## Start
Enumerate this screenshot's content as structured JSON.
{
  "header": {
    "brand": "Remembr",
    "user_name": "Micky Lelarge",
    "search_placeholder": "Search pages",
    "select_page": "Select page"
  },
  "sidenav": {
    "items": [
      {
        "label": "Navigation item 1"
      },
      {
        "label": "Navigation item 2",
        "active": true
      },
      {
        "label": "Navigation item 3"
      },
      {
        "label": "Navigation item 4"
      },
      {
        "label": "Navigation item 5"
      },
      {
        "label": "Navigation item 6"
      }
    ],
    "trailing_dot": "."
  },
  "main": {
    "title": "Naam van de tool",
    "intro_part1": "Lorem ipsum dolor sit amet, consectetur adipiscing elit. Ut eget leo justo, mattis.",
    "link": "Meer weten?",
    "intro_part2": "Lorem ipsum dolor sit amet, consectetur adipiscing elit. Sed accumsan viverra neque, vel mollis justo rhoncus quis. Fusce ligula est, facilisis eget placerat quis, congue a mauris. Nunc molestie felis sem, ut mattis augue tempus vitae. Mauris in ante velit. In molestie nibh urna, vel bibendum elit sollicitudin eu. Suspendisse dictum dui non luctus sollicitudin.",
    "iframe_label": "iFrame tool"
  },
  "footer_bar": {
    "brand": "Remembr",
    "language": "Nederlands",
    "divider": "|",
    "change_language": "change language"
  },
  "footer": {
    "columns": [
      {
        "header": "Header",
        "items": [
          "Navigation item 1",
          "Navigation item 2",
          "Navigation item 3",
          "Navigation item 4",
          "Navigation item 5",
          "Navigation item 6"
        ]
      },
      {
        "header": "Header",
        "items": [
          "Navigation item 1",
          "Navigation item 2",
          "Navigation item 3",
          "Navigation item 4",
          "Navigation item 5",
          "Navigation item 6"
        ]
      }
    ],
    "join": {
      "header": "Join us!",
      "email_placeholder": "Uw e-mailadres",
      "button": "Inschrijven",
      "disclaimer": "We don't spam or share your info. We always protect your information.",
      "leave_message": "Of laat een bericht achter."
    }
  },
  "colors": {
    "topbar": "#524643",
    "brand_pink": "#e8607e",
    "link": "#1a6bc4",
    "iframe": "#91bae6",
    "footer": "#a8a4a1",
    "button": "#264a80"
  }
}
## End
#### [INSTRUCTIONS TO FOLLOW]
Look through the entries and return every line where "justo" appears.

#### [RESULT BELOW]
    "intro_part1": "Lorem ipsum dolor sit amet, consectetur adipiscing elit. Ut eget leo justo, mattis.",
    "intro_part2": "Lorem ipsum dolor sit amet, consectetur adipiscing elit. Sed accumsan viverra neque, vel mollis justo rhoncus quis. Fusce ligula est, facilisis eget placerat quis, congue a mauris. Nunc molestie felis sem, ut mattis augue tempus vitae. Mauris in ante velit. In molestie nibh urna, vel bibendum elit sollicitudin eu. Suspendisse dictum dui non luctus sollicitudin.",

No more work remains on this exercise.